■ **YOUR INSTRUCTIONS**:
Locate the lines of the listing below that hold "Energy", then copy each of them.
━━━
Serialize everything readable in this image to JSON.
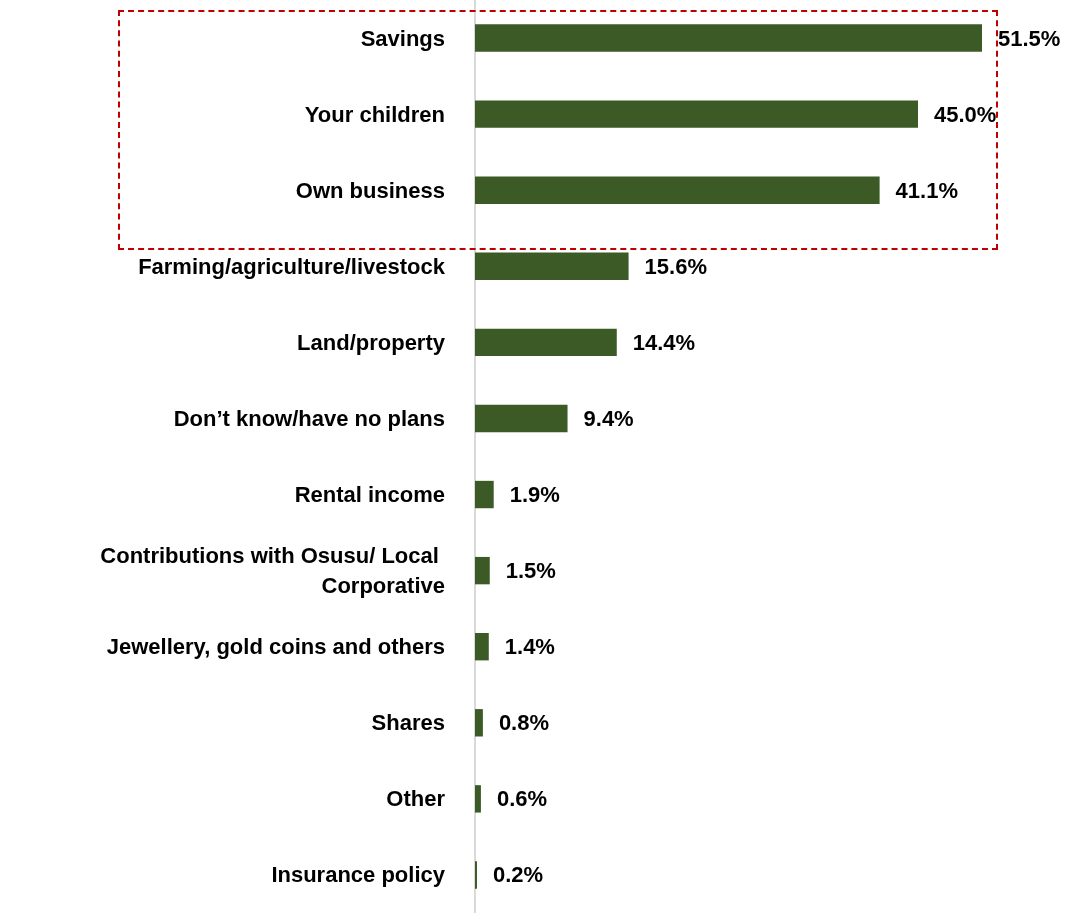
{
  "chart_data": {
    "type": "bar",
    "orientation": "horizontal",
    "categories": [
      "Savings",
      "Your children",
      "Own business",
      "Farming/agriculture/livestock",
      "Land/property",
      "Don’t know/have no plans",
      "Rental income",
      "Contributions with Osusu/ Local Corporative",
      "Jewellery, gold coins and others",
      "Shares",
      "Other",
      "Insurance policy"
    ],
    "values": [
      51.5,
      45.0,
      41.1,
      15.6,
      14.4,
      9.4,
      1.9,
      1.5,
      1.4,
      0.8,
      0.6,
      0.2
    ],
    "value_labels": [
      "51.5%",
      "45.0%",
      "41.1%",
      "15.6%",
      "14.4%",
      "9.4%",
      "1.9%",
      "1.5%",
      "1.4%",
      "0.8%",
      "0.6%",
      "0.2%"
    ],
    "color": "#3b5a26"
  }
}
━━━
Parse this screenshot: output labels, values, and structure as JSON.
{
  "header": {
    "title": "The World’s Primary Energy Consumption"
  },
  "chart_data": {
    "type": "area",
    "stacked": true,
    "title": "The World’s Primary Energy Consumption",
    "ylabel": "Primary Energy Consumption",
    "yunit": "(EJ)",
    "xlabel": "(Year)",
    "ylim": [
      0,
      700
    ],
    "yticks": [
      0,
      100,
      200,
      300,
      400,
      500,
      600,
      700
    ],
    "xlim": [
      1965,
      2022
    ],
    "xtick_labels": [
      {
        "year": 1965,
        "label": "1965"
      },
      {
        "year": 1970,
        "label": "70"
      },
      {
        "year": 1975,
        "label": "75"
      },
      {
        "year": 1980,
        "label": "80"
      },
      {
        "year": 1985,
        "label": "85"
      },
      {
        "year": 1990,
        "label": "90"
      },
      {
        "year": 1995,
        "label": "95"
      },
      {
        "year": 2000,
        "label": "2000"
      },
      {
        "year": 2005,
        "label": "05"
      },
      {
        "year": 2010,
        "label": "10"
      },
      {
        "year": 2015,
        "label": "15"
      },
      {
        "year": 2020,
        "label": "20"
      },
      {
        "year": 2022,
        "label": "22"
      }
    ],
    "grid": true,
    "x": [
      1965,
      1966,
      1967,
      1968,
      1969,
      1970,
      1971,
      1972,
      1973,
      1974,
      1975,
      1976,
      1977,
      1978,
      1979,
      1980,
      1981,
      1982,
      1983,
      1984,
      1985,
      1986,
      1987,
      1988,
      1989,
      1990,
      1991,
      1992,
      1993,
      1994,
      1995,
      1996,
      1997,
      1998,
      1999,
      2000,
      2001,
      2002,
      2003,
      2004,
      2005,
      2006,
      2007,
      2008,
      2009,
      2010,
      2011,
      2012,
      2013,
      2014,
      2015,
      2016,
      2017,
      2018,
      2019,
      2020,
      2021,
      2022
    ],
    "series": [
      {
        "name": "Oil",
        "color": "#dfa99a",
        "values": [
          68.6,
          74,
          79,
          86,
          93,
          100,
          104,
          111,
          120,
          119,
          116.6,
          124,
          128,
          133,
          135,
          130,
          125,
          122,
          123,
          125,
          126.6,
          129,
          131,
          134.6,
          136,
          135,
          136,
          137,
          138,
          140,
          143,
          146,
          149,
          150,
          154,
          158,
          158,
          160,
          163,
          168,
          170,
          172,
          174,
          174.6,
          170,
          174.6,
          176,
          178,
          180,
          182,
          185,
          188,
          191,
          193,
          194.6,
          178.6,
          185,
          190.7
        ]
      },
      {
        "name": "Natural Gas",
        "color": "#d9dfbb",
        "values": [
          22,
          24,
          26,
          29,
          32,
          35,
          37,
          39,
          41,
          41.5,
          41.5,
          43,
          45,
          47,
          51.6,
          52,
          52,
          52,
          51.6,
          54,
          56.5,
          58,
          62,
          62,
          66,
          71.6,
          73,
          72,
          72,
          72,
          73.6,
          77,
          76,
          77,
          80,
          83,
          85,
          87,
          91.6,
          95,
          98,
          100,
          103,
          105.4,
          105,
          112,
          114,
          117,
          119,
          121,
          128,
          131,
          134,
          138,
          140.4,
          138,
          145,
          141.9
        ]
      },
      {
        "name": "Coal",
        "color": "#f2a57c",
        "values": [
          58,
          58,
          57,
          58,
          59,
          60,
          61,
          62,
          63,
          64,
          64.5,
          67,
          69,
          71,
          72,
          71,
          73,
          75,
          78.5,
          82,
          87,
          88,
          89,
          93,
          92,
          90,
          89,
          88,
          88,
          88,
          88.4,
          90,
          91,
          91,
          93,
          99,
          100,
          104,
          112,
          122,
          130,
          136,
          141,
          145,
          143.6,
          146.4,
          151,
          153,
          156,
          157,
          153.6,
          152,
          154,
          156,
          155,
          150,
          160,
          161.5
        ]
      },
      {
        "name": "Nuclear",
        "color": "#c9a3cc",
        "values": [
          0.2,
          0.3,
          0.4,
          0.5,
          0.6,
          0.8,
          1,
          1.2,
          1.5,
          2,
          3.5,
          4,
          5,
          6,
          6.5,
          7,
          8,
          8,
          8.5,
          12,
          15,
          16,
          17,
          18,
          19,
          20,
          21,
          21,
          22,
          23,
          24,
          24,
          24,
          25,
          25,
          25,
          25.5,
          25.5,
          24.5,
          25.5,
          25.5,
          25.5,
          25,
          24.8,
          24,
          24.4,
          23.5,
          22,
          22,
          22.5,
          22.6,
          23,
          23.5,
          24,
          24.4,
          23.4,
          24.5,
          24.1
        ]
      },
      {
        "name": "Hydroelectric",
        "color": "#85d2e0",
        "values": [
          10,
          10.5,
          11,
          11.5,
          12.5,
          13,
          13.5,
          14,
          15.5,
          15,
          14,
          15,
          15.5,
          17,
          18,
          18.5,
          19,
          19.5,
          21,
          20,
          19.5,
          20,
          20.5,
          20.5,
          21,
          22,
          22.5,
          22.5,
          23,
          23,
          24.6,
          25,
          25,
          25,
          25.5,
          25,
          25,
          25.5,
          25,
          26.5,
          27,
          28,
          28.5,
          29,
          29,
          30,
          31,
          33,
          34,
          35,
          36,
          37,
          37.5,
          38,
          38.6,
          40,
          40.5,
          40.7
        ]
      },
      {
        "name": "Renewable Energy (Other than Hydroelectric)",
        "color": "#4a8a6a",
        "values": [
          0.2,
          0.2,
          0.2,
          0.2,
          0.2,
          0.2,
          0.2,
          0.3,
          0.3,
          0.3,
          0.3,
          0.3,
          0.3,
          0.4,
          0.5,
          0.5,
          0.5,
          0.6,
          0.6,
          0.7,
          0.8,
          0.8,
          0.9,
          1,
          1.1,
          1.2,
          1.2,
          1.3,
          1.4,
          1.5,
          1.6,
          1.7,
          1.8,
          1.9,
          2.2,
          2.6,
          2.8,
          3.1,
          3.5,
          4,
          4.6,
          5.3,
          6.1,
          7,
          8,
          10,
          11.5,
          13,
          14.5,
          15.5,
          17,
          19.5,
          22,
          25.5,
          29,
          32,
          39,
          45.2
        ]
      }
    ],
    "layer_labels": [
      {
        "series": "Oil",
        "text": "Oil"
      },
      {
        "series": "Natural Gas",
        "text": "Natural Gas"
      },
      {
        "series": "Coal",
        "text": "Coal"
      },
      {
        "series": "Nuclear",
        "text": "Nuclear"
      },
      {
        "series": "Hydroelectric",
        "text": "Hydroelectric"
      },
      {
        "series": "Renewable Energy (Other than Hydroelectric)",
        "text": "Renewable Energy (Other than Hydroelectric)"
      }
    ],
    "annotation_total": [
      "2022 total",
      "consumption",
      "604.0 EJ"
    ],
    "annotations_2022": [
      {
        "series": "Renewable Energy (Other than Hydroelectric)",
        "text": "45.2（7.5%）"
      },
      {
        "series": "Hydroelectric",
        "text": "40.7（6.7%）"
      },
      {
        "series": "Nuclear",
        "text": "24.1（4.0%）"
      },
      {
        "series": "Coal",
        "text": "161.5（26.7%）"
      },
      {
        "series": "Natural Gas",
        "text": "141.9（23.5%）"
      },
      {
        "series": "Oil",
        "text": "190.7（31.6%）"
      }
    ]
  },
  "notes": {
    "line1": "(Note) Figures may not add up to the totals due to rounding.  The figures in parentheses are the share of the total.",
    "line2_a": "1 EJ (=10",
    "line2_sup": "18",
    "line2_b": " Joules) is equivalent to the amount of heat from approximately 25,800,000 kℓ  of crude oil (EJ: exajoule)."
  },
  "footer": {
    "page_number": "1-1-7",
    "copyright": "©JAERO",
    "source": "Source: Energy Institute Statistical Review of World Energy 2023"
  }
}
━━━
■ **ANSWER IN FULL**:
    "title": "The World’s Primary Energy Consumption"
    "title": "The World’s Primary Energy Consumption",
    "ylabel": "Primary Energy Consumption",
        "name": "Renewable Energy (Other than Hydroelectric)",
        "series": "Renewable Energy (Other than Hydroelectric)",
        "text": "Renewable Energy (Other than Hydroelectric)"
        "series": "Renewable Energy (Other than Hydroelectric)",
    "source": "Source: Energy Institute Statistical Review of World Energy 2023"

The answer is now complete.